■ Stated exercise ■
Images are not part of the copy; write out the rest of the data exactly as given.

##### Dataset rows #####

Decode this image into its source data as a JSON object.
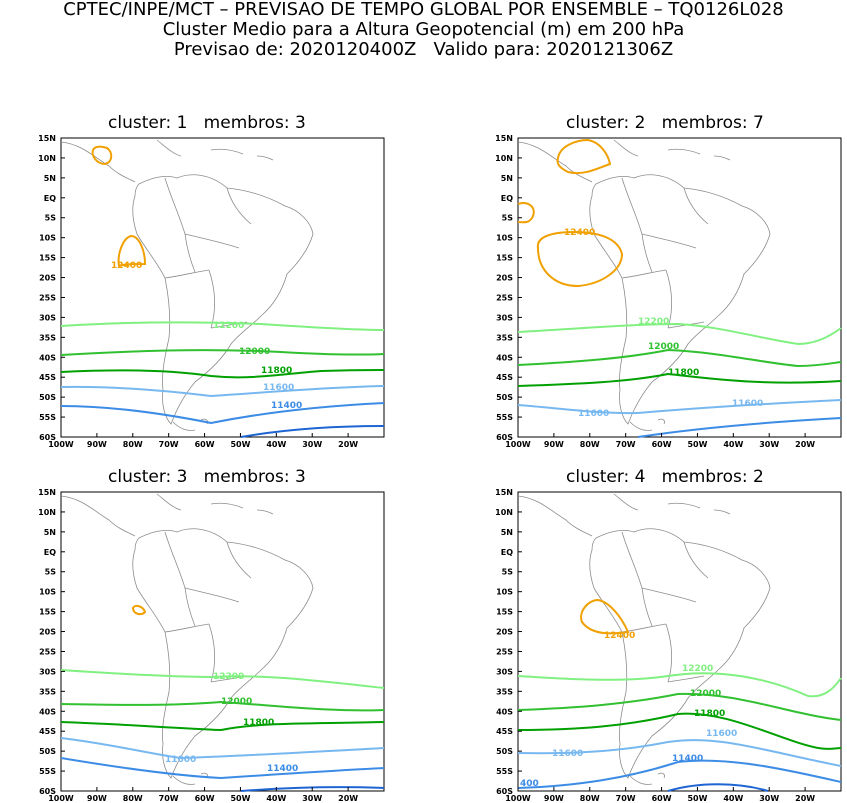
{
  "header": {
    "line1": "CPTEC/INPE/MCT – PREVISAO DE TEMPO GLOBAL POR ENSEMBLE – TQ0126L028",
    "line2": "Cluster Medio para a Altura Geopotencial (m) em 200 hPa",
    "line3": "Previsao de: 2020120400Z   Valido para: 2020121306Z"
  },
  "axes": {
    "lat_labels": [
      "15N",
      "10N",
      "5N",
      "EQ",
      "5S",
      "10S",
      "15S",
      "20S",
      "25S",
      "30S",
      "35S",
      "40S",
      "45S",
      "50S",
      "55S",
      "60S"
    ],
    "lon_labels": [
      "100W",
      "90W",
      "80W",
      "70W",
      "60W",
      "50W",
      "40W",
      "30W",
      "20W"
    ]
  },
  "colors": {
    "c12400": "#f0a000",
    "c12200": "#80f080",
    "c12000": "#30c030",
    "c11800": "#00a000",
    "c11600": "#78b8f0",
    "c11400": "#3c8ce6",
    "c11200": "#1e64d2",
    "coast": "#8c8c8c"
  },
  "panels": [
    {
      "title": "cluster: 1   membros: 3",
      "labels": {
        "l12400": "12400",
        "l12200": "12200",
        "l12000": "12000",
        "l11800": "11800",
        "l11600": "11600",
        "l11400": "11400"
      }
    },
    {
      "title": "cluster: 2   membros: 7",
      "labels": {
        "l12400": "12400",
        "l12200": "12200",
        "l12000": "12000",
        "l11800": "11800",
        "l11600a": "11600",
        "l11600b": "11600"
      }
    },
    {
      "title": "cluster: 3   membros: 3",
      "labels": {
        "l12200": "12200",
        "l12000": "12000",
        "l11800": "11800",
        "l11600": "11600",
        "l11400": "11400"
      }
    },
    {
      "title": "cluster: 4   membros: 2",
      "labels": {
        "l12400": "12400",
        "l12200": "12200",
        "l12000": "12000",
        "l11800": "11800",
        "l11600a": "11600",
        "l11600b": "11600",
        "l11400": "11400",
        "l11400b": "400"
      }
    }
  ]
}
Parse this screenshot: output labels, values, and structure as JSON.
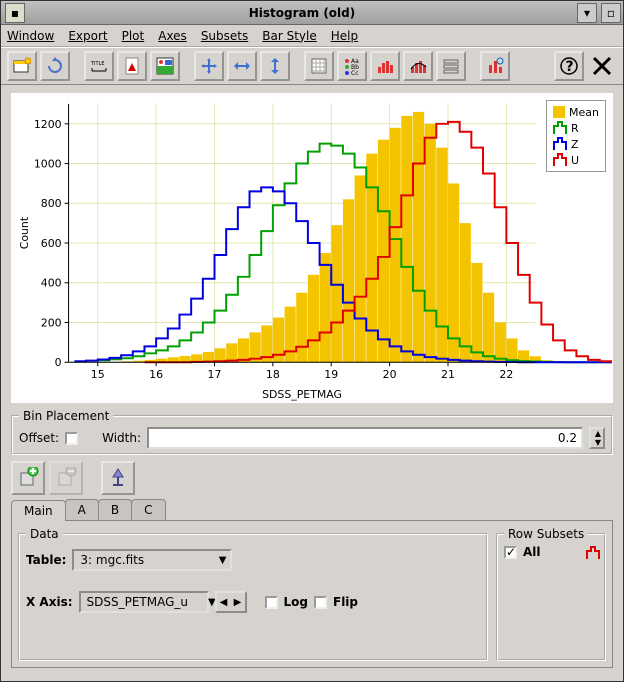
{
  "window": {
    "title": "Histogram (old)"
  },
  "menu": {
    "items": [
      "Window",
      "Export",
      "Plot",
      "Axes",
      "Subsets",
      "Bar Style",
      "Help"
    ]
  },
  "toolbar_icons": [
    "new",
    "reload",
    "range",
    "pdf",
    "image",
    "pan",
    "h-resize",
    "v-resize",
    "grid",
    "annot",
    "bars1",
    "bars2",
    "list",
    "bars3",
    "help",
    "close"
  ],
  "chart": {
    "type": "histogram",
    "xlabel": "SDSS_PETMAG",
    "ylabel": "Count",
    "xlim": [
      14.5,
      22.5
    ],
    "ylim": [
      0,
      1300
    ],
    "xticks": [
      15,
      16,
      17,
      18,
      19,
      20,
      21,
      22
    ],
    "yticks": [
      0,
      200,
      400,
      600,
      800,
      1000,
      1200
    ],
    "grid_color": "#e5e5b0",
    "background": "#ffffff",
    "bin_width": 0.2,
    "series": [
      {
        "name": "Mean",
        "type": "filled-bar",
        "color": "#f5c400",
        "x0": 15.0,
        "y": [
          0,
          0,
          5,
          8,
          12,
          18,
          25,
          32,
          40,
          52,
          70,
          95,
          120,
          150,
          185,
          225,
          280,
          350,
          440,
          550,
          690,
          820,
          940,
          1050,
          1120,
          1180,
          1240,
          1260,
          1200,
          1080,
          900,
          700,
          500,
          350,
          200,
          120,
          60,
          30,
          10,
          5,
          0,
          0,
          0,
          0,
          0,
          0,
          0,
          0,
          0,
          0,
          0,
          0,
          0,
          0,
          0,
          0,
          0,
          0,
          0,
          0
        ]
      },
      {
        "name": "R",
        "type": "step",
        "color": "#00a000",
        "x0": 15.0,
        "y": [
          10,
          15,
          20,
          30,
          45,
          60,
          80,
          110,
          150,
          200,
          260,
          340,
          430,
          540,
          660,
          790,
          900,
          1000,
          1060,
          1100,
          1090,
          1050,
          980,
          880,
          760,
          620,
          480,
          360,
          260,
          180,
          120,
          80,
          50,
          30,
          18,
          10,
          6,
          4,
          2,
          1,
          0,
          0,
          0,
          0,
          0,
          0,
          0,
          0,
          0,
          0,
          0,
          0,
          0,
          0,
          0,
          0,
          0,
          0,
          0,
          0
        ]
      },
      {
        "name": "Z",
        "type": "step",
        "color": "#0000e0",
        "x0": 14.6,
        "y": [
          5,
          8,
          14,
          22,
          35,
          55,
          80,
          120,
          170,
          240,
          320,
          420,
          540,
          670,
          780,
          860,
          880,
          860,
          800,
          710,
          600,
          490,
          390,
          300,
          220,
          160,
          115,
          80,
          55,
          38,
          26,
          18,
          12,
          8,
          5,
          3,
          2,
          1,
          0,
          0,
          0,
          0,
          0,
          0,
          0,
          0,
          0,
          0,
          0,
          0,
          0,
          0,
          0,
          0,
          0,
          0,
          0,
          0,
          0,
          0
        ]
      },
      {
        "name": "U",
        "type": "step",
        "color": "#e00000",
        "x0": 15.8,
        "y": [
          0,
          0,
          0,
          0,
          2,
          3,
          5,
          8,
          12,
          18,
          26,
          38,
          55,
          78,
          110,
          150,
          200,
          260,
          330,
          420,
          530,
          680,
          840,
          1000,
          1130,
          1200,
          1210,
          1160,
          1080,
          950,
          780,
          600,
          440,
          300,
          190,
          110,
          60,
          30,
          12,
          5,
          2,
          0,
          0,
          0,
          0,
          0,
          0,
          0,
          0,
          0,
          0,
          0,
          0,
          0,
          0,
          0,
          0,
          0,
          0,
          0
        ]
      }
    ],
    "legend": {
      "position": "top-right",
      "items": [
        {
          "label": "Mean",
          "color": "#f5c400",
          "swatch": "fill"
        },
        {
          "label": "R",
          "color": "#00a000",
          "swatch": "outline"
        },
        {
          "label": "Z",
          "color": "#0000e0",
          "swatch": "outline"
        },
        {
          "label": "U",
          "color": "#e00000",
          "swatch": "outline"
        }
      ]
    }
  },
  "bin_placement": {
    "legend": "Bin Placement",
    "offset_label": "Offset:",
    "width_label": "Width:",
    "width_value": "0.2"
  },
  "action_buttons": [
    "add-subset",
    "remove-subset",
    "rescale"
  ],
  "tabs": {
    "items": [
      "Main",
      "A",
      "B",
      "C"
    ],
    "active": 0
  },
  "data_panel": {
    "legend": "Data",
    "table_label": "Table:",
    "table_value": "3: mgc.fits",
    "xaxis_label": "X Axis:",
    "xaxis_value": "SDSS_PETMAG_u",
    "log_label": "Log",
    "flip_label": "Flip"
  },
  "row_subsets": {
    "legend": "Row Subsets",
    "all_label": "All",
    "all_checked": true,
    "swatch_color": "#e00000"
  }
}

#####

■ Solved exercise ■
Decode this image into its source data as a JSON object.
{
  "header": {
    "line1": "CPTEC/INPE/MCT – PREVISAO DE TEMPO GLOBAL POR ENSEMBLE – TQ0126L028",
    "line2": "Cluster Medio para a Altura Geopotencial (m) em 200 hPa",
    "line3": "Previsao de: 2020120400Z   Valido para: 2020121306Z"
  },
  "axes": {
    "lat_labels": [
      "15N",
      "10N",
      "5N",
      "EQ",
      "5S",
      "10S",
      "15S",
      "20S",
      "25S",
      "30S",
      "35S",
      "40S",
      "45S",
      "50S",
      "55S",
      "60S"
    ],
    "lon_labels": [
      "100W",
      "90W",
      "80W",
      "70W",
      "60W",
      "50W",
      "40W",
      "30W",
      "20W"
    ]
  },
  "colors": {
    "c12400": "#f0a000",
    "c12200": "#80f080",
    "c12000": "#30c030",
    "c11800": "#00a000",
    "c11600": "#78b8f0",
    "c11400": "#3c8ce6",
    "c11200": "#1e64d2",
    "coast": "#8c8c8c"
  },
  "panels": [
    {
      "title": "cluster: 1   membros: 3",
      "labels": {
        "l12400": "12400",
        "l12200": "12200",
        "l12000": "12000",
        "l11800": "11800",
        "l11600": "11600",
        "l11400": "11400"
      }
    },
    {
      "title": "cluster: 2   membros: 7",
      "labels": {
        "l12400": "12400",
        "l12200": "12200",
        "l12000": "12000",
        "l11800": "11800",
        "l11600a": "11600",
        "l11600b": "11600"
      }
    },
    {
      "title": "cluster: 3   membros: 3",
      "labels": {
        "l12200": "12200",
        "l12000": "12000",
        "l11800": "11800",
        "l11600": "11600",
        "l11400": "11400"
      }
    },
    {
      "title": "cluster: 4   membros: 2",
      "labels": {
        "l12400": "12400",
        "l12200": "12200",
        "l12000": "12000",
        "l11800": "11800",
        "l11600a": "11600",
        "l11600b": "11600",
        "l11400": "11400",
        "l11400b": "400"
      }
    }
  ]
}
Parse this screenshot: output labels, values, and structure as JSON.
{
  "window": {
    "title": "Histogram (old)"
  },
  "menu": {
    "items": [
      "Window",
      "Export",
      "Plot",
      "Axes",
      "Subsets",
      "Bar Style",
      "Help"
    ]
  },
  "toolbar_icons": [
    "new",
    "reload",
    "range",
    "pdf",
    "image",
    "pan",
    "h-resize",
    "v-resize",
    "grid",
    "annot",
    "bars1",
    "bars2",
    "list",
    "bars3",
    "help",
    "close"
  ],
  "chart": {
    "type": "histogram",
    "xlabel": "SDSS_PETMAG",
    "ylabel": "Count",
    "xlim": [
      14.5,
      22.5
    ],
    "ylim": [
      0,
      1300
    ],
    "xticks": [
      15,
      16,
      17,
      18,
      19,
      20,
      21,
      22
    ],
    "yticks": [
      0,
      200,
      400,
      600,
      800,
      1000,
      1200
    ],
    "grid_color": "#e5e5b0",
    "background": "#ffffff",
    "bin_width": 0.2,
    "series": [
      {
        "name": "Mean",
        "type": "filled-bar",
        "color": "#f5c400",
        "x0": 15.0,
        "y": [
          0,
          0,
          5,
          8,
          12,
          18,
          25,
          32,
          40,
          52,
          70,
          95,
          120,
          150,
          185,
          225,
          280,
          350,
          440,
          550,
          690,
          820,
          940,
          1050,
          1120,
          1180,
          1240,
          1260,
          1200,
          1080,
          900,
          700,
          500,
          350,
          200,
          120,
          60,
          30,
          10,
          5,
          0,
          0,
          0,
          0,
          0,
          0,
          0,
          0,
          0,
          0,
          0,
          0,
          0,
          0,
          0,
          0,
          0,
          0,
          0,
          0
        ]
      },
      {
        "name": "R",
        "type": "step",
        "color": "#00a000",
        "x0": 15.0,
        "y": [
          10,
          15,
          20,
          30,
          45,
          60,
          80,
          110,
          150,
          200,
          260,
          340,
          430,
          540,
          660,
          790,
          900,
          1000,
          1060,
          1100,
          1090,
          1050,
          980,
          880,
          760,
          620,
          480,
          360,
          260,
          180,
          120,
          80,
          50,
          30,
          18,
          10,
          6,
          4,
          2,
          1,
          0,
          0,
          0,
          0,
          0,
          0,
          0,
          0,
          0,
          0,
          0,
          0,
          0,
          0,
          0,
          0,
          0,
          0,
          0,
          0
        ]
      },
      {
        "name": "Z",
        "type": "step",
        "color": "#0000e0",
        "x0": 14.6,
        "y": [
          5,
          8,
          14,
          22,
          35,
          55,
          80,
          120,
          170,
          240,
          320,
          420,
          540,
          670,
          780,
          860,
          880,
          860,
          800,
          710,
          600,
          490,
          390,
          300,
          220,
          160,
          115,
          80,
          55,
          38,
          26,
          18,
          12,
          8,
          5,
          3,
          2,
          1,
          0,
          0,
          0,
          0,
          0,
          0,
          0,
          0,
          0,
          0,
          0,
          0,
          0,
          0,
          0,
          0,
          0,
          0,
          0,
          0,
          0,
          0
        ]
      },
      {
        "name": "U",
        "type": "step",
        "color": "#e00000",
        "x0": 15.8,
        "y": [
          0,
          0,
          0,
          0,
          2,
          3,
          5,
          8,
          12,
          18,
          26,
          38,
          55,
          78,
          110,
          150,
          200,
          260,
          330,
          420,
          530,
          680,
          840,
          1000,
          1130,
          1200,
          1210,
          1160,
          1080,
          950,
          780,
          600,
          440,
          300,
          190,
          110,
          60,
          30,
          12,
          5,
          2,
          0,
          0,
          0,
          0,
          0,
          0,
          0,
          0,
          0,
          0,
          0,
          0,
          0,
          0,
          0,
          0,
          0,
          0,
          0
        ]
      }
    ],
    "legend": {
      "position": "top-right",
      "items": [
        {
          "label": "Mean",
          "color": "#f5c400",
          "swatch": "fill"
        },
        {
          "label": "R",
          "color": "#00a000",
          "swatch": "outline"
        },
        {
          "label": "Z",
          "color": "#0000e0",
          "swatch": "outline"
        },
        {
          "label": "U",
          "color": "#e00000",
          "swatch": "outline"
        }
      ]
    }
  },
  "bin_placement": {
    "legend": "Bin Placement",
    "offset_label": "Offset:",
    "width_label": "Width:",
    "width_value": "0.2"
  },
  "action_buttons": [
    "add-subset",
    "remove-subset",
    "rescale"
  ],
  "tabs": {
    "items": [
      "Main",
      "A",
      "B",
      "C"
    ],
    "active": 0
  },
  "data_panel": {
    "legend": "Data",
    "table_label": "Table:",
    "table_value": "3: mgc.fits",
    "xaxis_label": "X Axis:",
    "xaxis_value": "SDSS_PETMAG_u",
    "log_label": "Log",
    "flip_label": "Flip"
  },
  "row_subsets": {
    "legend": "Row Subsets",
    "all_label": "All",
    "all_checked": true,
    "swatch_color": "#e00000"
  }
}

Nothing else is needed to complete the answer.